Please write out the complete listing that follows, exactly as it reads.

Data shown:
## Start
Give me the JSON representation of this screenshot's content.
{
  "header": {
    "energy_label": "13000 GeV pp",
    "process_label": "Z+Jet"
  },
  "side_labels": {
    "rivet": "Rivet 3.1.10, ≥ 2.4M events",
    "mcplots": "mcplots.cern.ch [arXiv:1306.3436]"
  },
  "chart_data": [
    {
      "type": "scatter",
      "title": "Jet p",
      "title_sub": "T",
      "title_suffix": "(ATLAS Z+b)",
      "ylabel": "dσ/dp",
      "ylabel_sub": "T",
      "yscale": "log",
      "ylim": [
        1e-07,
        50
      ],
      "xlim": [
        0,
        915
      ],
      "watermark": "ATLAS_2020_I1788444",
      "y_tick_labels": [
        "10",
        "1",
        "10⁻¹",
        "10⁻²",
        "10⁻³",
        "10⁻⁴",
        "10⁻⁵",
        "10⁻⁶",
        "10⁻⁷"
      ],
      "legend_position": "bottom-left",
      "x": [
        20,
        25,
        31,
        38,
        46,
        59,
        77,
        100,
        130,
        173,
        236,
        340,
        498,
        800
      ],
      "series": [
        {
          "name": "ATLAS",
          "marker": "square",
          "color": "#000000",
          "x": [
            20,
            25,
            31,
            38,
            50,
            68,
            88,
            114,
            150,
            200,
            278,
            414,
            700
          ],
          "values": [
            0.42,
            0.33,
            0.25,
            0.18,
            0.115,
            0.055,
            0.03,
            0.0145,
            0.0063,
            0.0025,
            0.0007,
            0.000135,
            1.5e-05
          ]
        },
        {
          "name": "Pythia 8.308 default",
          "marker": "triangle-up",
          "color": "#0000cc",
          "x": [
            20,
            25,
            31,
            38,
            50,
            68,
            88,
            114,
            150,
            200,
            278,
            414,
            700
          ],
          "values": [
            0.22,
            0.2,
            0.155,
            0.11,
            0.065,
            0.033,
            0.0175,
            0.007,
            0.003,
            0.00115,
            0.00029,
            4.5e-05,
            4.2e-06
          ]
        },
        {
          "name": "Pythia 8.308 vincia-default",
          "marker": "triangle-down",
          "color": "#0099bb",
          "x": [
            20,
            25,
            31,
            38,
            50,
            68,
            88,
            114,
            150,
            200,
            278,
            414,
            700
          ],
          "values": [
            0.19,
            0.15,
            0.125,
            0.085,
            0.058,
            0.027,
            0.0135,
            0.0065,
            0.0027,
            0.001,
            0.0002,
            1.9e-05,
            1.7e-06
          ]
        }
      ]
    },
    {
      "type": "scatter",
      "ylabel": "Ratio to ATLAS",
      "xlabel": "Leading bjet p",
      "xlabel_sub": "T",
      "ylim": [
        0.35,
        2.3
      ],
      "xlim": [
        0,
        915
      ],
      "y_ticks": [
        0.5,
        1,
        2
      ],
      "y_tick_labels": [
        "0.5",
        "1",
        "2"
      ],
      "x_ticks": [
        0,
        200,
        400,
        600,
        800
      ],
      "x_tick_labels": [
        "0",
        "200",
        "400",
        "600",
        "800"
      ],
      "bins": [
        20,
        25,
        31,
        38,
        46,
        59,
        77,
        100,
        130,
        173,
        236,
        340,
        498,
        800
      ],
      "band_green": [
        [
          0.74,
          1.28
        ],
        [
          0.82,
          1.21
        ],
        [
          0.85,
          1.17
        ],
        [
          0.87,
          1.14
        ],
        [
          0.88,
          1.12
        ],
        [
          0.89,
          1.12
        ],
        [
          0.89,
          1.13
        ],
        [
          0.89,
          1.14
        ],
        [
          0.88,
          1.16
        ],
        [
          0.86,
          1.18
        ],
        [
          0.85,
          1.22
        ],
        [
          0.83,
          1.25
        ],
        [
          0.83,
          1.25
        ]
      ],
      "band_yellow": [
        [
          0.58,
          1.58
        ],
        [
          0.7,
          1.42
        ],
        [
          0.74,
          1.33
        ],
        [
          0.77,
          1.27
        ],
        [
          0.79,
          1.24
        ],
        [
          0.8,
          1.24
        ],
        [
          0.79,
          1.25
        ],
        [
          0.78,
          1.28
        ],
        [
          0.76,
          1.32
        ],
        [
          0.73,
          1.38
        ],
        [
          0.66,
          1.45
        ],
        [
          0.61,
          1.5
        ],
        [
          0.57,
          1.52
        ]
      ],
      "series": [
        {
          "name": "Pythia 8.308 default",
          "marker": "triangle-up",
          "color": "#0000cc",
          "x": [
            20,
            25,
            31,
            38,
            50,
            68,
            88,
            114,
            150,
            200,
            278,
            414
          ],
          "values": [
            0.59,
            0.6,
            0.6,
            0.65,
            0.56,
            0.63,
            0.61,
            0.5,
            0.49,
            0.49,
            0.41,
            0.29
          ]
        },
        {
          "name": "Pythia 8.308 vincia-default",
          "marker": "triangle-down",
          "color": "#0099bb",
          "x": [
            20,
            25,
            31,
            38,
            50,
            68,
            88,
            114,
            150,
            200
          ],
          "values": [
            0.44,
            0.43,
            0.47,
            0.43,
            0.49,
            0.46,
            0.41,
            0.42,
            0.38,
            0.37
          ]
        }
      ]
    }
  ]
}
## End
Written solution:
Give me the JSON representation of this screenshot's content.
{
  "header": {
    "energy_label": "13000 GeV pp",
    "process_label": "Z+Jet"
  },
  "side_labels": {
    "rivet": "Rivet 3.1.10, ≥ 2.4M events",
    "mcplots": "mcplots.cern.ch [arXiv:1306.3436]"
  },
  "chart_data": [
    {
      "type": "scatter",
      "title": "Jet p",
      "title_sub": "T",
      "title_suffix": "(ATLAS Z+b)",
      "ylabel": "dσ/dp",
      "ylabel_sub": "T",
      "yscale": "log",
      "ylim": [
        1e-07,
        50
      ],
      "xlim": [
        0,
        915
      ],
      "watermark": "ATLAS_2020_I1788444",
      "y_tick_labels": [
        "10",
        "1",
        "10⁻¹",
        "10⁻²",
        "10⁻³",
        "10⁻⁴",
        "10⁻⁵",
        "10⁻⁶",
        "10⁻⁷"
      ],
      "legend_position": "bottom-left",
      "x": [
        20,
        25,
        31,
        38,
        46,
        59,
        77,
        100,
        130,
        173,
        236,
        340,
        498,
        800
      ],
      "series": [
        {
          "name": "ATLAS",
          "marker": "square",
          "color": "#000000",
          "x": [
            20,
            25,
            31,
            38,
            50,
            68,
            88,
            114,
            150,
            200,
            278,
            414,
            700
          ],
          "values": [
            0.42,
            0.33,
            0.25,
            0.18,
            0.115,
            0.055,
            0.03,
            0.0145,
            0.0063,
            0.0025,
            0.0007,
            0.000135,
            1.5e-05
          ]
        },
        {
          "name": "Pythia 8.308 default",
          "marker": "triangle-up",
          "color": "#0000cc",
          "x": [
            20,
            25,
            31,
            38,
            50,
            68,
            88,
            114,
            150,
            200,
            278,
            414,
            700
          ],
          "values": [
            0.22,
            0.2,
            0.155,
            0.11,
            0.065,
            0.033,
            0.0175,
            0.007,
            0.003,
            0.00115,
            0.00029,
            4.5e-05,
            4.2e-06
          ]
        },
        {
          "name": "Pythia 8.308 vincia-default",
          "marker": "triangle-down",
          "color": "#0099bb",
          "x": [
            20,
            25,
            31,
            38,
            50,
            68,
            88,
            114,
            150,
            200,
            278,
            414,
            700
          ],
          "values": [
            0.19,
            0.15,
            0.125,
            0.085,
            0.058,
            0.027,
            0.0135,
            0.0065,
            0.0027,
            0.001,
            0.0002,
            1.9e-05,
            1.7e-06
          ]
        }
      ]
    },
    {
      "type": "scatter",
      "ylabel": "Ratio to ATLAS",
      "xlabel": "Leading bjet p",
      "xlabel_sub": "T",
      "ylim": [
        0.35,
        2.3
      ],
      "xlim": [
        0,
        915
      ],
      "y_ticks": [
        0.5,
        1,
        2
      ],
      "y_tick_labels": [
        "0.5",
        "1",
        "2"
      ],
      "x_ticks": [
        0,
        200,
        400,
        600,
        800
      ],
      "x_tick_labels": [
        "0",
        "200",
        "400",
        "600",
        "800"
      ],
      "bins": [
        20,
        25,
        31,
        38,
        46,
        59,
        77,
        100,
        130,
        173,
        236,
        340,
        498,
        800
      ],
      "band_green": [
        [
          0.74,
          1.28
        ],
        [
          0.82,
          1.21
        ],
        [
          0.85,
          1.17
        ],
        [
          0.87,
          1.14
        ],
        [
          0.88,
          1.12
        ],
        [
          0.89,
          1.12
        ],
        [
          0.89,
          1.13
        ],
        [
          0.89,
          1.14
        ],
        [
          0.88,
          1.16
        ],
        [
          0.86,
          1.18
        ],
        [
          0.85,
          1.22
        ],
        [
          0.83,
          1.25
        ],
        [
          0.83,
          1.25
        ]
      ],
      "band_yellow": [
        [
          0.58,
          1.58
        ],
        [
          0.7,
          1.42
        ],
        [
          0.74,
          1.33
        ],
        [
          0.77,
          1.27
        ],
        [
          0.79,
          1.24
        ],
        [
          0.8,
          1.24
        ],
        [
          0.79,
          1.25
        ],
        [
          0.78,
          1.28
        ],
        [
          0.76,
          1.32
        ],
        [
          0.73,
          1.38
        ],
        [
          0.66,
          1.45
        ],
        [
          0.61,
          1.5
        ],
        [
          0.57,
          1.52
        ]
      ],
      "series": [
        {
          "name": "Pythia 8.308 default",
          "marker": "triangle-up",
          "color": "#0000cc",
          "x": [
            20,
            25,
            31,
            38,
            50,
            68,
            88,
            114,
            150,
            200,
            278,
            414
          ],
          "values": [
            0.59,
            0.6,
            0.6,
            0.65,
            0.56,
            0.63,
            0.61,
            0.5,
            0.49,
            0.49,
            0.41,
            0.29
          ]
        },
        {
          "name": "Pythia 8.308 vincia-default",
          "marker": "triangle-down",
          "color": "#0099bb",
          "x": [
            20,
            25,
            31,
            38,
            50,
            68,
            88,
            114,
            150,
            200
          ],
          "values": [
            0.44,
            0.43,
            0.47,
            0.43,
            0.49,
            0.46,
            0.41,
            0.42,
            0.38,
            0.37
          ]
        }
      ]
    }
  ]
}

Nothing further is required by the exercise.